- **Problem description**
Within the records that follow, find every line containing the string "JSON". Copy those lines.

══ Record set

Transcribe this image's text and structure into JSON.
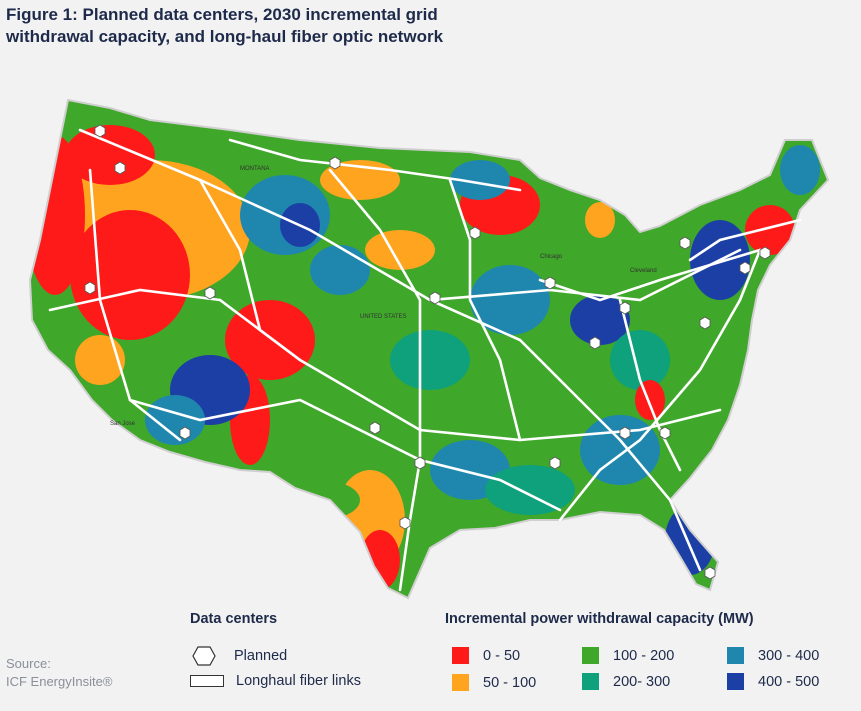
{
  "title_line1": "Figure 1: Planned data centers, 2030 incremental grid",
  "title_line2": "withdrawal capacity, and long-haul fiber optic network",
  "map_labels": {
    "united_states": "UNITED STATES",
    "montana": "MONTANA",
    "chicago": "Chicago",
    "cleveland": "Cleveland",
    "san_jose": "San Jose"
  },
  "legend": {
    "data_centers_title": "Data centers",
    "planned": "Planned",
    "fiber": "Longhaul fiber links",
    "capacity_title": "Incremental power withdrawal capacity (MW)",
    "bins": [
      {
        "label": "0 - 50",
        "color": "#ff1a1a"
      },
      {
        "label": "50 - 100",
        "color": "#ffa41f"
      },
      {
        "label": "100 - 200",
        "color": "#3fa72a"
      },
      {
        "label": "200- 300",
        "color": "#0fa17c"
      },
      {
        "label": "300 - 400",
        "color": "#1f87ae"
      },
      {
        "label": "400 - 500",
        "color": "#1c3fa6"
      }
    ]
  },
  "source_label": "Source:",
  "source_name": "ICF EnergyInsite®"
}
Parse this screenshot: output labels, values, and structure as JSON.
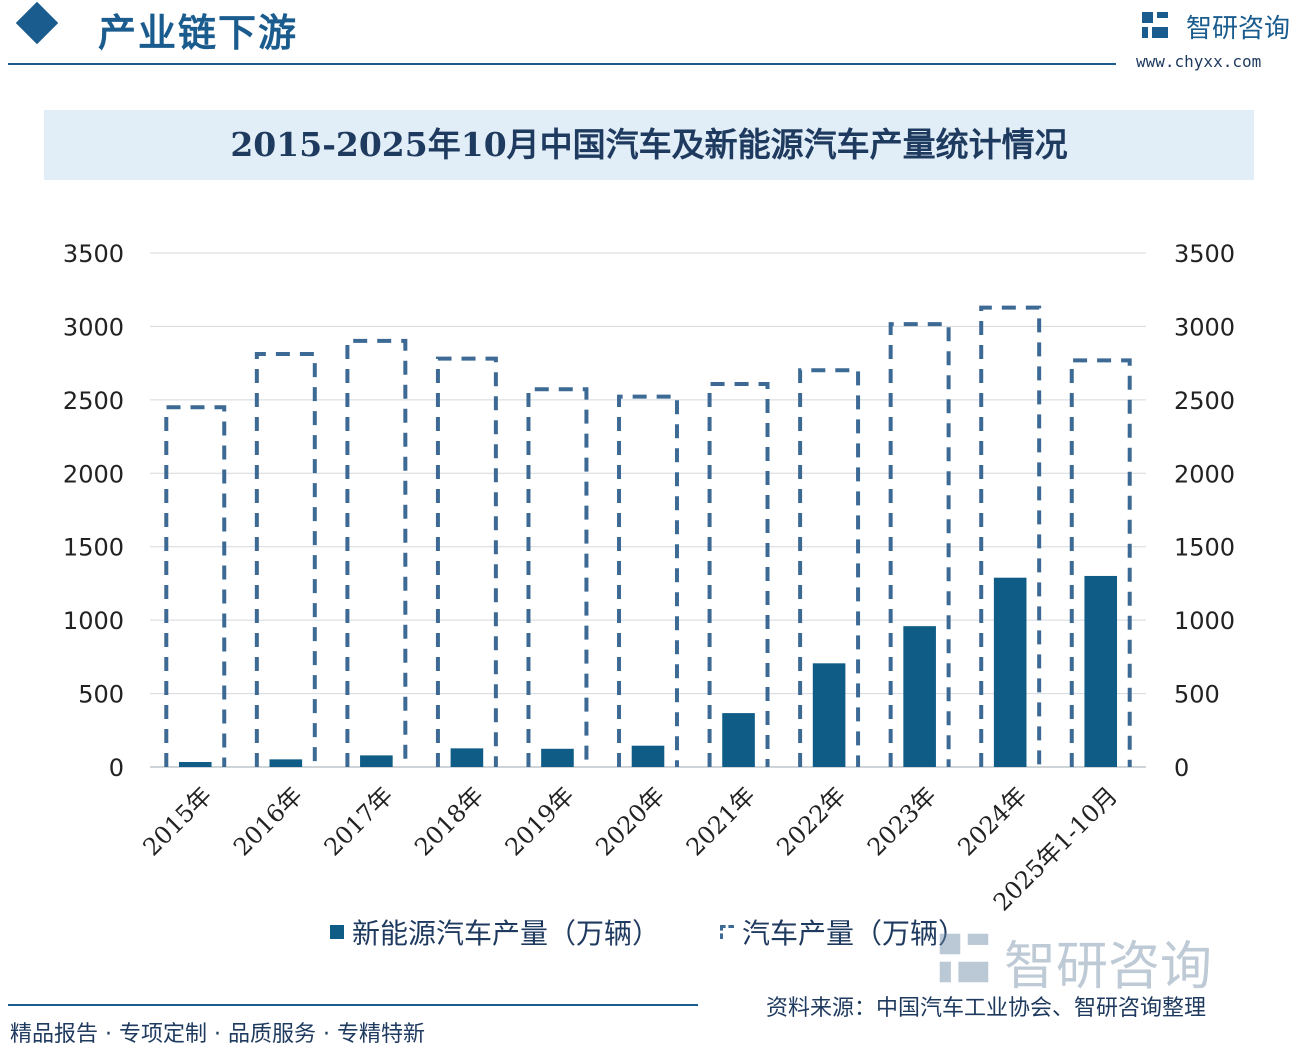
{
  "header": {
    "section_title": "产业链下游",
    "brand_name": "智研咨询",
    "brand_url": "www.chyxx.com"
  },
  "chart_data": {
    "type": "bar",
    "title": "2015-2025年10月中国汽车及新能源汽车产量统计情况",
    "categories": [
      "2015年",
      "2016年",
      "2017年",
      "2018年",
      "2019年",
      "2020年",
      "2021年",
      "2022年",
      "2023年",
      "2024年",
      "2025年1-10月"
    ],
    "series": [
      {
        "name": "新能源汽车产量（万辆）",
        "style": "solid",
        "color": "#0f5c86",
        "values": [
          34,
          52,
          79,
          127,
          124,
          145,
          367,
          706,
          959,
          1289,
          1301
        ]
      },
      {
        "name": "汽车产量（万辆）",
        "style": "dashed-outline",
        "color": "#3d6a94",
        "values": [
          2450,
          2812,
          2902,
          2781,
          2572,
          2522,
          2608,
          2702,
          3016,
          3128,
          2769
        ]
      }
    ],
    "ylim": [
      0,
      3500
    ],
    "yticks": [
      "0",
      "500",
      "1000",
      "1500",
      "2000",
      "2500",
      "3000",
      "3500"
    ],
    "y2ticks": [
      "0",
      "500",
      "1000",
      "1500",
      "2000",
      "2500",
      "3000",
      "3500"
    ],
    "grid": true,
    "legend_position": "bottom"
  },
  "footer": {
    "left": "精品报告 · 专项定制 · 品质服务 · 专精特新",
    "source": "资料来源：中国汽车工业协会、智研咨询整理"
  }
}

════

- **Completed exercise**
Transcribe this image's text and structure into JSON.
Parse this screenshot: output labels, values, and structure as JSON.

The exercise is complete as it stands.